Written task: Return all of the entries exactly as written.

Dataset items:

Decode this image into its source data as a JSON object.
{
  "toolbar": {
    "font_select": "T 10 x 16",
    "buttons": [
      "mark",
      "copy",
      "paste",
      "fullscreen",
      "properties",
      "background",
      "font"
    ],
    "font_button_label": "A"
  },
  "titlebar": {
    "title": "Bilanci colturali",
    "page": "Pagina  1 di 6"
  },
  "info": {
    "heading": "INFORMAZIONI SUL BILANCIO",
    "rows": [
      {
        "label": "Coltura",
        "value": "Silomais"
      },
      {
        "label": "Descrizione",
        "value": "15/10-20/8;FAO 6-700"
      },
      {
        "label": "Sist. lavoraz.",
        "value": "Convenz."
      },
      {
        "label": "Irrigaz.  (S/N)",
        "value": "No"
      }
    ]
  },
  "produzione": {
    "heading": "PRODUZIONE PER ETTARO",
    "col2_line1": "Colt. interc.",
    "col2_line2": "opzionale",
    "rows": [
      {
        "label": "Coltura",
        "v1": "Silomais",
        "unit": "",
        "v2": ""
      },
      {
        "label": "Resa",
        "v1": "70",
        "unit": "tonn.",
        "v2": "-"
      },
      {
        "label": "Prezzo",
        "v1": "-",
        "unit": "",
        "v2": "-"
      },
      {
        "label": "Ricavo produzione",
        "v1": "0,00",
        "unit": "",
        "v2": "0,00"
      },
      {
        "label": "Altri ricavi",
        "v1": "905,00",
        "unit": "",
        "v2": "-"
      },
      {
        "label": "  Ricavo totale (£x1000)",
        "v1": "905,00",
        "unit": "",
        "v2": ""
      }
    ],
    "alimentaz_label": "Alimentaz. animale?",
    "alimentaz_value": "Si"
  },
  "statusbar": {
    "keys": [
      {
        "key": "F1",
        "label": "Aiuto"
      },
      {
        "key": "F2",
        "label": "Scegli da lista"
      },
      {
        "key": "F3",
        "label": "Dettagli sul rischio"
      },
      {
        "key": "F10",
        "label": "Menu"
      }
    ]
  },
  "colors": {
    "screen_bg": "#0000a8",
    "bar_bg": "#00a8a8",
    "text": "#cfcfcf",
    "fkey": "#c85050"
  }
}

Task result:
Decode this image into its source data as a JSON object.
{
  "toolbar": {
    "font_select": "T 10 x 16",
    "buttons": [
      "mark",
      "copy",
      "paste",
      "fullscreen",
      "properties",
      "background",
      "font"
    ],
    "font_button_label": "A"
  },
  "titlebar": {
    "title": "Bilanci colturali",
    "page": "Pagina  1 di 6"
  },
  "info": {
    "heading": "INFORMAZIONI SUL BILANCIO",
    "rows": [
      {
        "label": "Coltura",
        "value": "Silomais"
      },
      {
        "label": "Descrizione",
        "value": "15/10-20/8;FAO 6-700"
      },
      {
        "label": "Sist. lavoraz.",
        "value": "Convenz."
      },
      {
        "label": "Irrigaz.  (S/N)",
        "value": "No"
      }
    ]
  },
  "produzione": {
    "heading": "PRODUZIONE PER ETTARO",
    "col2_line1": "Colt. interc.",
    "col2_line2": "opzionale",
    "rows": [
      {
        "label": "Coltura",
        "v1": "Silomais",
        "unit": "",
        "v2": ""
      },
      {
        "label": "Resa",
        "v1": "70",
        "unit": "tonn.",
        "v2": "-"
      },
      {
        "label": "Prezzo",
        "v1": "-",
        "unit": "",
        "v2": "-"
      },
      {
        "label": "Ricavo produzione",
        "v1": "0,00",
        "unit": "",
        "v2": "0,00"
      },
      {
        "label": "Altri ricavi",
        "v1": "905,00",
        "unit": "",
        "v2": "-"
      },
      {
        "label": "  Ricavo totale (£x1000)",
        "v1": "905,00",
        "unit": "",
        "v2": ""
      }
    ],
    "alimentaz_label": "Alimentaz. animale?",
    "alimentaz_value": "Si"
  },
  "statusbar": {
    "keys": [
      {
        "key": "F1",
        "label": "Aiuto"
      },
      {
        "key": "F2",
        "label": "Scegli da lista"
      },
      {
        "key": "F3",
        "label": "Dettagli sul rischio"
      },
      {
        "key": "F10",
        "label": "Menu"
      }
    ]
  },
  "colors": {
    "screen_bg": "#0000a8",
    "bar_bg": "#00a8a8",
    "text": "#cfcfcf",
    "fkey": "#c85050"
  }
}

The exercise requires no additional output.